-- Start SOURCE DATA --
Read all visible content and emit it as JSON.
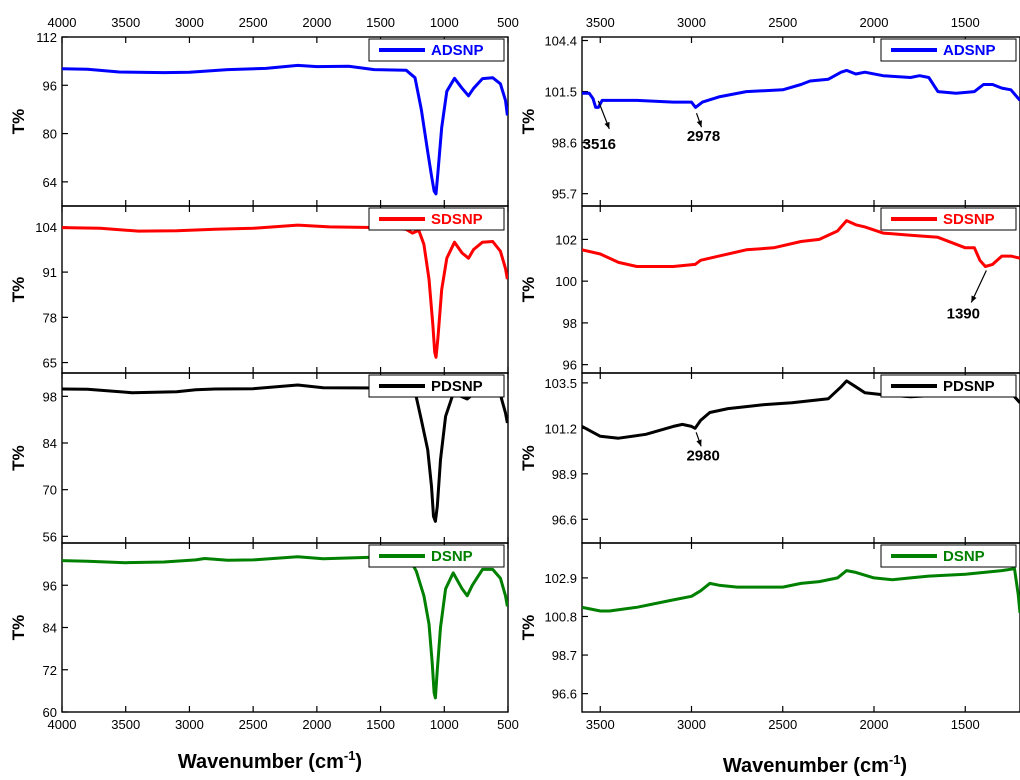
{
  "chart_data": [
    {
      "type": "line",
      "panel": "left-1",
      "xlim": [
        4000,
        500
      ],
      "ylim": [
        56,
        112
      ],
      "yticks": [
        "112",
        "96",
        "80",
        "64"
      ],
      "ylabel": "T%",
      "legend": "ADSNP",
      "color": "#0000ff",
      "legend_position": "top-right",
      "points": [
        [
          4000,
          101.5
        ],
        [
          3800,
          101.3
        ],
        [
          3550,
          100.4
        ],
        [
          3200,
          100.2
        ],
        [
          3000,
          100.3
        ],
        [
          2700,
          101.2
        ],
        [
          2400,
          101.6
        ],
        [
          2150,
          102.6
        ],
        [
          2000,
          102.2
        ],
        [
          1750,
          102.3
        ],
        [
          1550,
          101.2
        ],
        [
          1300,
          101.0
        ],
        [
          1230,
          98.5
        ],
        [
          1180,
          88
        ],
        [
          1130,
          74
        ],
        [
          1100,
          66
        ],
        [
          1080,
          61
        ],
        [
          1065,
          60
        ],
        [
          1050,
          67
        ],
        [
          1020,
          82
        ],
        [
          980,
          94
        ],
        [
          920,
          98.3
        ],
        [
          860,
          95
        ],
        [
          810,
          92.5
        ],
        [
          770,
          95
        ],
        [
          700,
          98.2
        ],
        [
          620,
          98.5
        ],
        [
          560,
          96.5
        ],
        [
          520,
          91
        ],
        [
          505,
          86
        ]
      ]
    },
    {
      "type": "line",
      "panel": "left-2",
      "xlim": [
        4000,
        500
      ],
      "ylim": [
        62,
        110
      ],
      "yticks": [
        "104",
        "91",
        "78",
        "65"
      ],
      "ylabel": "T%",
      "legend": "SDSNP",
      "color": "#ff0000",
      "legend_position": "top-right",
      "points": [
        [
          4000,
          103.8
        ],
        [
          3700,
          103.6
        ],
        [
          3400,
          102.8
        ],
        [
          3100,
          102.9
        ],
        [
          2800,
          103.3
        ],
        [
          2500,
          103.6
        ],
        [
          2150,
          104.5
        ],
        [
          1900,
          104.0
        ],
        [
          1500,
          103.8
        ],
        [
          1300,
          103.3
        ],
        [
          1250,
          102.2
        ],
        [
          1200,
          103.0
        ],
        [
          1160,
          99
        ],
        [
          1120,
          89
        ],
        [
          1090,
          76
        ],
        [
          1075,
          68
        ],
        [
          1065,
          66.5
        ],
        [
          1050,
          72
        ],
        [
          1020,
          86
        ],
        [
          980,
          95
        ],
        [
          920,
          99.6
        ],
        [
          860,
          96.5
        ],
        [
          810,
          95
        ],
        [
          770,
          97.5
        ],
        [
          700,
          99.6
        ],
        [
          620,
          99.8
        ],
        [
          560,
          97
        ],
        [
          520,
          92
        ],
        [
          505,
          89
        ]
      ]
    },
    {
      "type": "line",
      "panel": "left-3",
      "xlim": [
        4000,
        500
      ],
      "ylim": [
        54,
        105
      ],
      "yticks": [
        "98",
        "84",
        "70",
        "56"
      ],
      "ylabel": "T%",
      "legend": "PDSNP",
      "color": "#000000",
      "legend_position": "top-right",
      "points": [
        [
          4000,
          100.2
        ],
        [
          3800,
          100.1
        ],
        [
          3450,
          99.1
        ],
        [
          3100,
          99.4
        ],
        [
          2950,
          100.0
        ],
        [
          2800,
          100.2
        ],
        [
          2500,
          100.3
        ],
        [
          2150,
          101.4
        ],
        [
          1950,
          100.6
        ],
        [
          1500,
          100.5
        ],
        [
          1300,
          100.4
        ],
        [
          1230,
          99.5
        ],
        [
          1180,
          91
        ],
        [
          1130,
          82
        ],
        [
          1100,
          71
        ],
        [
          1085,
          62
        ],
        [
          1070,
          60.5
        ],
        [
          1055,
          65
        ],
        [
          1030,
          79
        ],
        [
          990,
          92
        ],
        [
          930,
          98.8
        ],
        [
          870,
          98
        ],
        [
          820,
          97.2
        ],
        [
          780,
          98.5
        ],
        [
          700,
          101.5
        ],
        [
          620,
          101.5
        ],
        [
          560,
          98.5
        ],
        [
          520,
          93
        ],
        [
          505,
          90
        ]
      ]
    },
    {
      "type": "line",
      "panel": "left-4",
      "xlim": [
        4000,
        500
      ],
      "ylim": [
        60,
        108
      ],
      "yticks": [
        "96",
        "84",
        "72",
        "60"
      ],
      "ylabel": "T%",
      "legend": "DSNP",
      "color": "#008000",
      "legend_position": "top-right",
      "points": [
        [
          4000,
          103.0
        ],
        [
          3800,
          102.8
        ],
        [
          3500,
          102.4
        ],
        [
          3200,
          102.6
        ],
        [
          2950,
          103.2
        ],
        [
          2880,
          103.6
        ],
        [
          2700,
          103.1
        ],
        [
          2500,
          103.2
        ],
        [
          2150,
          104.1
        ],
        [
          1950,
          103.5
        ],
        [
          1600,
          103.9
        ],
        [
          1350,
          104.4
        ],
        [
          1280,
          104.0
        ],
        [
          1220,
          100
        ],
        [
          1160,
          93
        ],
        [
          1120,
          85
        ],
        [
          1095,
          74
        ],
        [
          1080,
          65.5
        ],
        [
          1070,
          64
        ],
        [
          1055,
          72
        ],
        [
          1030,
          84
        ],
        [
          990,
          95
        ],
        [
          930,
          99.5
        ],
        [
          860,
          95
        ],
        [
          820,
          93
        ],
        [
          780,
          96
        ],
        [
          700,
          100.5
        ],
        [
          620,
          100.5
        ],
        [
          560,
          98
        ],
        [
          520,
          93
        ],
        [
          505,
          90
        ]
      ]
    },
    {
      "type": "line",
      "panel": "right-1",
      "xlim": [
        3600,
        1200
      ],
      "ylim": [
        95.0,
        104.6
      ],
      "yticks": [
        "104.4",
        "101.5",
        "98.6",
        "95.7"
      ],
      "ylabel": "T%",
      "legend": "ADSNP",
      "color": "#0000ff",
      "legend_position": "top-right",
      "annotations": [
        {
          "text": "3516",
          "x": 3516,
          "y": 101.2
        },
        {
          "text": "2978",
          "x": 2978,
          "y": 100.5
        }
      ],
      "points": [
        [
          3600,
          101.4
        ],
        [
          3560,
          101.4
        ],
        [
          3540,
          101.1
        ],
        [
          3525,
          100.6
        ],
        [
          3510,
          100.6
        ],
        [
          3490,
          101.0
        ],
        [
          3450,
          101.0
        ],
        [
          3300,
          101.0
        ],
        [
          3100,
          100.9
        ],
        [
          3000,
          100.9
        ],
        [
          2978,
          100.6
        ],
        [
          2940,
          100.9
        ],
        [
          2850,
          101.2
        ],
        [
          2700,
          101.5
        ],
        [
          2500,
          101.6
        ],
        [
          2400,
          101.9
        ],
        [
          2350,
          102.1
        ],
        [
          2250,
          102.2
        ],
        [
          2180,
          102.6
        ],
        [
          2150,
          102.7
        ],
        [
          2100,
          102.5
        ],
        [
          2050,
          102.6
        ],
        [
          1950,
          102.4
        ],
        [
          1800,
          102.3
        ],
        [
          1750,
          102.4
        ],
        [
          1700,
          102.3
        ],
        [
          1650,
          101.5
        ],
        [
          1550,
          101.4
        ],
        [
          1450,
          101.5
        ],
        [
          1400,
          101.9
        ],
        [
          1350,
          101.9
        ],
        [
          1300,
          101.7
        ],
        [
          1250,
          101.6
        ],
        [
          1200,
          101.0
        ]
      ]
    },
    {
      "type": "line",
      "panel": "right-2",
      "xlim": [
        3600,
        1200
      ],
      "ylim": [
        95.6,
        103.6
      ],
      "yticks": [
        "102",
        "100",
        "98",
        "96"
      ],
      "ylabel": "T%",
      "legend": "SDSNP",
      "color": "#ff0000",
      "legend_position": "top-right",
      "annotations": [
        {
          "text": "1390",
          "x": 1390,
          "y": 100.7
        }
      ],
      "points": [
        [
          3600,
          101.5
        ],
        [
          3500,
          101.3
        ],
        [
          3400,
          100.9
        ],
        [
          3300,
          100.7
        ],
        [
          3100,
          100.7
        ],
        [
          2980,
          100.8
        ],
        [
          2950,
          101.0
        ],
        [
          2850,
          101.2
        ],
        [
          2700,
          101.5
        ],
        [
          2550,
          101.6
        ],
        [
          2400,
          101.9
        ],
        [
          2300,
          102.0
        ],
        [
          2200,
          102.4
        ],
        [
          2150,
          102.9
        ],
        [
          2100,
          102.7
        ],
        [
          2050,
          102.6
        ],
        [
          1950,
          102.3
        ],
        [
          1800,
          102.2
        ],
        [
          1650,
          102.1
        ],
        [
          1500,
          101.6
        ],
        [
          1450,
          101.6
        ],
        [
          1420,
          101.0
        ],
        [
          1390,
          100.7
        ],
        [
          1350,
          100.8
        ],
        [
          1300,
          101.2
        ],
        [
          1250,
          101.2
        ],
        [
          1200,
          101.1
        ]
      ]
    },
    {
      "type": "line",
      "panel": "right-3",
      "xlim": [
        3600,
        1200
      ],
      "ylim": [
        95.4,
        104.0
      ],
      "yticks": [
        "103.5",
        "101.2",
        "98.9",
        "96.6"
      ],
      "ylabel": "T%",
      "legend": "PDSNP",
      "color": "#000000",
      "legend_position": "top-right",
      "annotations": [
        {
          "text": "2980",
          "x": 2980,
          "y": 101.2
        }
      ],
      "points": [
        [
          3600,
          101.3
        ],
        [
          3500,
          100.8
        ],
        [
          3400,
          100.7
        ],
        [
          3250,
          100.9
        ],
        [
          3100,
          101.3
        ],
        [
          3050,
          101.4
        ],
        [
          3000,
          101.3
        ],
        [
          2980,
          101.2
        ],
        [
          2950,
          101.6
        ],
        [
          2900,
          102.0
        ],
        [
          2800,
          102.2
        ],
        [
          2700,
          102.3
        ],
        [
          2600,
          102.4
        ],
        [
          2450,
          102.5
        ],
        [
          2350,
          102.6
        ],
        [
          2250,
          102.7
        ],
        [
          2180,
          103.3
        ],
        [
          2150,
          103.6
        ],
        [
          2100,
          103.3
        ],
        [
          2050,
          103.0
        ],
        [
          1950,
          102.9
        ],
        [
          1800,
          102.8
        ],
        [
          1600,
          102.9
        ],
        [
          1400,
          102.9
        ],
        [
          1300,
          103.0
        ],
        [
          1250,
          103.0
        ],
        [
          1200,
          102.5
        ]
      ]
    },
    {
      "type": "line",
      "panel": "right-4",
      "xlim": [
        3600,
        1200
      ],
      "ylim": [
        95.6,
        104.8
      ],
      "yticks": [
        "102.9",
        "100.8",
        "98.7",
        "96.6"
      ],
      "ylabel": "T%",
      "legend": "DSNP",
      "color": "#008000",
      "legend_position": "top-right",
      "points": [
        [
          3600,
          101.3
        ],
        [
          3550,
          101.2
        ],
        [
          3500,
          101.1
        ],
        [
          3450,
          101.1
        ],
        [
          3300,
          101.3
        ],
        [
          3100,
          101.7
        ],
        [
          3000,
          101.9
        ],
        [
          2950,
          102.2
        ],
        [
          2900,
          102.6
        ],
        [
          2850,
          102.5
        ],
        [
          2750,
          102.4
        ],
        [
          2650,
          102.4
        ],
        [
          2500,
          102.4
        ],
        [
          2400,
          102.6
        ],
        [
          2300,
          102.7
        ],
        [
          2200,
          102.9
        ],
        [
          2150,
          103.3
        ],
        [
          2100,
          103.2
        ],
        [
          2000,
          102.9
        ],
        [
          1900,
          102.8
        ],
        [
          1800,
          102.9
        ],
        [
          1700,
          103.0
        ],
        [
          1500,
          103.1
        ],
        [
          1300,
          103.3
        ],
        [
          1230,
          103.4
        ],
        [
          1210,
          102.0
        ],
        [
          1200,
          101.0
        ]
      ]
    }
  ],
  "axes": {
    "left": {
      "xticks": [
        "4000",
        "3500",
        "3000",
        "2500",
        "2000",
        "1500",
        "1000",
        "500"
      ],
      "xlabel": "Wavenumber (cm",
      "xlabel_sup": "-1",
      "xlabel_tail": ")"
    },
    "right": {
      "xticks": [
        "3500",
        "3000",
        "2500",
        "2000",
        "1500"
      ],
      "xlabel": "Wavenumber (cm",
      "xlabel_sup": "-1",
      "xlabel_tail": ")"
    }
  }
}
-- End SOURCE DATA --
* **AIM OF THE EXERCISE**: Search the records for the word "text", then list every line that has it.

* **ANSWER TO THE PROBLEM**:
          "text": "3516",
          "text": "2978",
          "text": "1390",
          "text": "2980",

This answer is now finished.